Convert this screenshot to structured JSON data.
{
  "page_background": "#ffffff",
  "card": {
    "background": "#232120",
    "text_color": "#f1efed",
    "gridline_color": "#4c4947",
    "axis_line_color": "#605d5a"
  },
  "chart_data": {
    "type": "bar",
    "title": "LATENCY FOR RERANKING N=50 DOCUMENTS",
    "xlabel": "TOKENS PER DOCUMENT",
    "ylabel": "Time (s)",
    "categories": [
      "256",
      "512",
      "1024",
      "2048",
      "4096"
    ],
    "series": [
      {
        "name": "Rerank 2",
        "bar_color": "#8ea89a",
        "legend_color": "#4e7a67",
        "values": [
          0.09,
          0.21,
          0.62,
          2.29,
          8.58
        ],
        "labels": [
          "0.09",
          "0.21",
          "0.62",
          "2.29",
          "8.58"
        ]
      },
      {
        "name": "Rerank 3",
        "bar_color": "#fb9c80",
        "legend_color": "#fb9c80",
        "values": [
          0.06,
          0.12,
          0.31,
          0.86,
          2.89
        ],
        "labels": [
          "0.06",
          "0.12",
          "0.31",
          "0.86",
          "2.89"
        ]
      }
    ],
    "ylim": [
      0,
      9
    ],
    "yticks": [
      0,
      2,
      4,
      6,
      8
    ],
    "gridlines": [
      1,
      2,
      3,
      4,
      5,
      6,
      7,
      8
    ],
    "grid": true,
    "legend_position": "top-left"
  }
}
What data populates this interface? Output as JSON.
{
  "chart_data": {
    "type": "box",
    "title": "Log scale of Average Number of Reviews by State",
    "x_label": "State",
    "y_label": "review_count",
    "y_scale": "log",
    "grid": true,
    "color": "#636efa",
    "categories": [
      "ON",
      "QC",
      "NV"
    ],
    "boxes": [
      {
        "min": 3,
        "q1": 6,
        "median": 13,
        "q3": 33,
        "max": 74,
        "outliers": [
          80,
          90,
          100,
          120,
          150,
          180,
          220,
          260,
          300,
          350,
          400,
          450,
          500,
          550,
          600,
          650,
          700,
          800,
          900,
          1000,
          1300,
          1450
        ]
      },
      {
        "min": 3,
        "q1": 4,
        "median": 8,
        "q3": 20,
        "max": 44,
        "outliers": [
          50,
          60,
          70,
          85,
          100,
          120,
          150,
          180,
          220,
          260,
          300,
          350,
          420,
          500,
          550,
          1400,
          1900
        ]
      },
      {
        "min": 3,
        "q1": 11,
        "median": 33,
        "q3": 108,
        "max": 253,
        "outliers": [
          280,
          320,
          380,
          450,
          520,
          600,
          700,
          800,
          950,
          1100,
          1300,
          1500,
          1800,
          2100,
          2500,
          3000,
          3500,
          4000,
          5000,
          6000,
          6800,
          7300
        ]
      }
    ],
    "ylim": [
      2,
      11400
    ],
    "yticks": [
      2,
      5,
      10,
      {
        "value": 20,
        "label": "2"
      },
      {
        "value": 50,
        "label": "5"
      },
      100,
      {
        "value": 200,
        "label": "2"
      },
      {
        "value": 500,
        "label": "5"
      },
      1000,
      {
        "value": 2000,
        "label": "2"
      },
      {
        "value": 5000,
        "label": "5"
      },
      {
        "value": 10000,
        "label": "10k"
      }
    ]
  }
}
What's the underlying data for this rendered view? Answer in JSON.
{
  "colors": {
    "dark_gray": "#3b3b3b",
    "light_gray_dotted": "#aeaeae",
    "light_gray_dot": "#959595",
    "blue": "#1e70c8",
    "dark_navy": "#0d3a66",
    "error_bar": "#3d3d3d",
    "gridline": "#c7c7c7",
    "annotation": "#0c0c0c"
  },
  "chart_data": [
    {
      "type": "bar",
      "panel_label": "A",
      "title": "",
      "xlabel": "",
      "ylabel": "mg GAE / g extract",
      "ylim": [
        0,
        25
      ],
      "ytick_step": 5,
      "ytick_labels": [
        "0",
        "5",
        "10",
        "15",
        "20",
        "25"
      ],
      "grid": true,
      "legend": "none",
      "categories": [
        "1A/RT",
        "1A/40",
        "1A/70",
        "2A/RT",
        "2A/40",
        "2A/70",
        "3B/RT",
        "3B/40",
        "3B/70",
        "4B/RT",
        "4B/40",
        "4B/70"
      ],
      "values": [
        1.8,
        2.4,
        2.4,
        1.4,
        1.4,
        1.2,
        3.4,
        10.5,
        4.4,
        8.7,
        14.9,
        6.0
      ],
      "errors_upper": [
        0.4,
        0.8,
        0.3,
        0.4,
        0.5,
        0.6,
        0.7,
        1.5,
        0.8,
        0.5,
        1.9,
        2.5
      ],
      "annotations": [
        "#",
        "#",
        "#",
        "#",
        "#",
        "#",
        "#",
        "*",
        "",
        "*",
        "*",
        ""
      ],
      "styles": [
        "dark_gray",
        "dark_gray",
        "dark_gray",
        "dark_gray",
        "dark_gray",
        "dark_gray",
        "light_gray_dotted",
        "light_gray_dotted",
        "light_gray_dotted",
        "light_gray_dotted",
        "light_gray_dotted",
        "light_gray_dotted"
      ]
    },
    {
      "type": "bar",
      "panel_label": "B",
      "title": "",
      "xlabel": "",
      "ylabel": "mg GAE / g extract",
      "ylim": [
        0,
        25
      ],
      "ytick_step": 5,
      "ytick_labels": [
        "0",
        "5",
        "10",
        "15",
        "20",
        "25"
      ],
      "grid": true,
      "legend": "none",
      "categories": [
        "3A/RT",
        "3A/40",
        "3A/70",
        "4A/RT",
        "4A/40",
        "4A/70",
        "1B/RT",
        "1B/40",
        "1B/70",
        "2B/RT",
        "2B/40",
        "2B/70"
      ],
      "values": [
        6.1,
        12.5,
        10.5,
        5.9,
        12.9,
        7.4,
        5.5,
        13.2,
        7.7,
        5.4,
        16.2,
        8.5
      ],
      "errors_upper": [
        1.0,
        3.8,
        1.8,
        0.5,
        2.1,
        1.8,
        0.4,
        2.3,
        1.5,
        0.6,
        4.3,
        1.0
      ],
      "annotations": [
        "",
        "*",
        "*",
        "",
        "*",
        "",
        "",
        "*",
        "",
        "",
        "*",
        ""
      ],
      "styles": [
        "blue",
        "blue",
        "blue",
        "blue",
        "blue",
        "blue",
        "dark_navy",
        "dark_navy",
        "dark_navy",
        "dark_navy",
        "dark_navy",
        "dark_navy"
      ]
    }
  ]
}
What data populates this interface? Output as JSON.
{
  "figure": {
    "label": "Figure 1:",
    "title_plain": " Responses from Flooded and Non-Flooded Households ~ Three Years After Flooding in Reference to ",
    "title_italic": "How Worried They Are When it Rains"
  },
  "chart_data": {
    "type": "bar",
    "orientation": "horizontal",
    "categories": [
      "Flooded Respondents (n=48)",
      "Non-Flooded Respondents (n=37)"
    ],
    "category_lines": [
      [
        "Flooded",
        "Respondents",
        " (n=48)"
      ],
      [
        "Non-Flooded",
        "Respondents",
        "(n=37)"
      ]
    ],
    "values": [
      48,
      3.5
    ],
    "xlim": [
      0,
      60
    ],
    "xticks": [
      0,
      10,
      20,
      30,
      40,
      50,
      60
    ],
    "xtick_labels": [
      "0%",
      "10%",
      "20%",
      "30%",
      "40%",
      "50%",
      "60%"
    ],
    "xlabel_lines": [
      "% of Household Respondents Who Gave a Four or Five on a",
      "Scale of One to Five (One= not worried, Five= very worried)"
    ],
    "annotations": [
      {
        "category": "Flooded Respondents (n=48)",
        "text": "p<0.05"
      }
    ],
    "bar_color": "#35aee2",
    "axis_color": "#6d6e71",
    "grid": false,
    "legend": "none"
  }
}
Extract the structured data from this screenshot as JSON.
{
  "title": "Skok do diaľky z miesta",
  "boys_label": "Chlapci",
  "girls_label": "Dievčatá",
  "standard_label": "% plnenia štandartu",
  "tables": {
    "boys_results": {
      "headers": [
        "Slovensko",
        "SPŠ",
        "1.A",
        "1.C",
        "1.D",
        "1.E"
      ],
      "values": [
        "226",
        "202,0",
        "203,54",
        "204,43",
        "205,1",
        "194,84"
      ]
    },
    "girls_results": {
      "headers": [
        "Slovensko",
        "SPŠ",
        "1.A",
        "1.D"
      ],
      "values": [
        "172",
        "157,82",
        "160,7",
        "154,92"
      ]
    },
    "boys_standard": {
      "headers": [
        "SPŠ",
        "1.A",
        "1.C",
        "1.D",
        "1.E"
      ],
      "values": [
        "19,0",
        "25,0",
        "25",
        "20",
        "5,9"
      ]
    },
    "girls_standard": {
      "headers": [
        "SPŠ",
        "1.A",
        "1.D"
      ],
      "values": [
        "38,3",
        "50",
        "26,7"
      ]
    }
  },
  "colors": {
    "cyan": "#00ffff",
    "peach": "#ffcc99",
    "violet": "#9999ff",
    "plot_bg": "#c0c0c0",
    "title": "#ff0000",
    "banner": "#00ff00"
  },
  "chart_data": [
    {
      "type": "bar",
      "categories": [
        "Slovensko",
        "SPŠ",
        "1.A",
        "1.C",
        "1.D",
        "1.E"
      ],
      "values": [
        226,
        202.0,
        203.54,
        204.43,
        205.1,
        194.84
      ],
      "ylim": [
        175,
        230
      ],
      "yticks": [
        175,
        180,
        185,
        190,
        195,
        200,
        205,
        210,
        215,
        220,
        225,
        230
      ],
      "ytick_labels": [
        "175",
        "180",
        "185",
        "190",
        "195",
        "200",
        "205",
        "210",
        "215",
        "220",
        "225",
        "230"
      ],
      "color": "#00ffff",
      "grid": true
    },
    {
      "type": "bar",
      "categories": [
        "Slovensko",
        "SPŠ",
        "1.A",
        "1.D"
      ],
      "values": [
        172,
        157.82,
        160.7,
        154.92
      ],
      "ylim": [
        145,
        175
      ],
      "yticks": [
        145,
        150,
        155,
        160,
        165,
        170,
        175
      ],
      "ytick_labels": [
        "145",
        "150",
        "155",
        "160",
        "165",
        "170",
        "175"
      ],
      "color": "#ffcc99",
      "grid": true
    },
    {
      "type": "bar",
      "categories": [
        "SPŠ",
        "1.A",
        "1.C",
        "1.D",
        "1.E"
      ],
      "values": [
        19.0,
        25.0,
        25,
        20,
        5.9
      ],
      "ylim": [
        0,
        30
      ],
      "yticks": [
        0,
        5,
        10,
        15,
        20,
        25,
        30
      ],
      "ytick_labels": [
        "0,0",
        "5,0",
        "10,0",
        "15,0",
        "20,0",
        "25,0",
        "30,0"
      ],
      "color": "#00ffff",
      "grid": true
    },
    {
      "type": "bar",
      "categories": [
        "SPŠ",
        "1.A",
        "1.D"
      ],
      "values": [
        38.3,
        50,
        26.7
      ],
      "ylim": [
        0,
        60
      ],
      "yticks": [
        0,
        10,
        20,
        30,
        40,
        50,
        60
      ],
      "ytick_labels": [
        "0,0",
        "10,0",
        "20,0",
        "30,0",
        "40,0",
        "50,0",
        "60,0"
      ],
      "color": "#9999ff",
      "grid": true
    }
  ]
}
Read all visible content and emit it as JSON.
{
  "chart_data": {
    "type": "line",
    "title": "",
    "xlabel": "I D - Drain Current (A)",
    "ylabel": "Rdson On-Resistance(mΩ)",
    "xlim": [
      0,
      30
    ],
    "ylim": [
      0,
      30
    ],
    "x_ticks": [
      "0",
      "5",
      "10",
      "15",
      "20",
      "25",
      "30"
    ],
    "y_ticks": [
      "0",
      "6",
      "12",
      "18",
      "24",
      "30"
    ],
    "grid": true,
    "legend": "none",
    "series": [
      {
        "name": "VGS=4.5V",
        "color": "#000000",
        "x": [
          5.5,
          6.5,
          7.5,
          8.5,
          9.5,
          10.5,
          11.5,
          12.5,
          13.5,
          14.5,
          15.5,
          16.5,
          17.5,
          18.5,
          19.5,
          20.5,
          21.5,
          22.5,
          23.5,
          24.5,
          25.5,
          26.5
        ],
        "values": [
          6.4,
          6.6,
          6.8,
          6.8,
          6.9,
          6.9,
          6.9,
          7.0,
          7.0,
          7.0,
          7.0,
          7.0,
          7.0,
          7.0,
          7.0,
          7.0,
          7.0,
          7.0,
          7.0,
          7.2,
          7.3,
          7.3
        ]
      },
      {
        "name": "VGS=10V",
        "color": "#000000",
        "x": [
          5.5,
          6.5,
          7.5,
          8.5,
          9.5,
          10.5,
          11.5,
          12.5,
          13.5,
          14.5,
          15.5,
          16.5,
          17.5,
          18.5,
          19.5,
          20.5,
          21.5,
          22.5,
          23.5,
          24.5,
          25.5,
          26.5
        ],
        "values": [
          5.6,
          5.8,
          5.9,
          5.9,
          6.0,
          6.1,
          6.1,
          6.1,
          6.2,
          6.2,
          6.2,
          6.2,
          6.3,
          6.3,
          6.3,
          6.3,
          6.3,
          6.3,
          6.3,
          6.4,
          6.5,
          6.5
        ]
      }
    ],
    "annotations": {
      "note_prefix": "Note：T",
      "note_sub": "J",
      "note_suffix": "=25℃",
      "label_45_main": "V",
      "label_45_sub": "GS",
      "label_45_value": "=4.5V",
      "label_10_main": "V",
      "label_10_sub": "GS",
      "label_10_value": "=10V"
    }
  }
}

---------------

→ **GIVEN EXERCISE**: Take every line above carrying "annotations" and return it.

→ **THE RESPONSE**:
      "annotations": [
      "annotations": [
    "annotations": [
    "annotations": {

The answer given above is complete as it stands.